▸ Written instruction
Copy out all the data, word for word.

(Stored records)

* * * * * * *

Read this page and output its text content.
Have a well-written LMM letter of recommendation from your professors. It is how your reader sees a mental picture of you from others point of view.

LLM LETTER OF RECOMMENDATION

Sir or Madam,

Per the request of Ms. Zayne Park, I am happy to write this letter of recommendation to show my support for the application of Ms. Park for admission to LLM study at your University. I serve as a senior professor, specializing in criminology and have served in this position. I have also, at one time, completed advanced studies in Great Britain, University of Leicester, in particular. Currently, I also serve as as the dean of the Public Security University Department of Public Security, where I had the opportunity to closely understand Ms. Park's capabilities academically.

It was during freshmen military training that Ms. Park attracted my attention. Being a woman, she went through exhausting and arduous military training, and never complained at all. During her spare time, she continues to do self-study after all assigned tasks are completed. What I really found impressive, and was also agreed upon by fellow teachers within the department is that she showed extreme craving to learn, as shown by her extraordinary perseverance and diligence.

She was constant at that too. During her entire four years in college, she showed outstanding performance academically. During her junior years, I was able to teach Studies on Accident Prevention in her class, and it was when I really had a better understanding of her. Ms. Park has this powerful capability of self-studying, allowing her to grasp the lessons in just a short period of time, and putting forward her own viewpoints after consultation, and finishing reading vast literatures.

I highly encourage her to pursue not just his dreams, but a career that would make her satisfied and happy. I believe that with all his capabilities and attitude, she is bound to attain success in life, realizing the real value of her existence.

* * * * * * *

▸ Result of the task
Read this page and output its text content.
Have a well-written LMM letter of recommendation from your professors. It is how your reader sees a mental picture of you from others point of view.

LLM LETTER OF RECOMMENDATION

Sir or Madam,

Per the request of Ms. Zayne Park, I am happy to write this letter of recommendation to show my support for the application of Ms. Park for admission to LLM study at your University. I serve as a senior professor, specializing in criminology and have served in this position. I have also, at one time, completed advanced studies in Great Britain, University of Leicester, in particular. Currently, I also serve as as the dean of the Public Security University Department of Public Security, where I had the opportunity to closely understand Ms. Park's capabilities academically.

It was during freshmen military training that Ms. Park attracted my attention. Being a woman, she went through exhausting and arduous military training, and never complained at all. During her spare time, she continues to do self-study after all assigned tasks are completed. What I really found impressive, and was also agreed upon by fellow teachers within the department is that she showed extreme craving to learn, as shown by her extraordinary perseverance and diligence.

She was constant at that too. During her entire four years in college, she showed outstanding performance academically. During her junior years, I was able to teach Studies on Accident Prevention in her class, and it was when I really had a better understanding of her. Ms. Park has this powerful capability of self-studying, allowing her to grasp the lessons in just a short period of time, and putting forward her own viewpoints after consultation, and finishing reading vast literatures.

I highly encourage her to pursue not just his dreams, but a career that would make her satisfied and happy. I believe that with all his capabilities and attitude, she is bound to attain success in life, realizing the real value of her existence.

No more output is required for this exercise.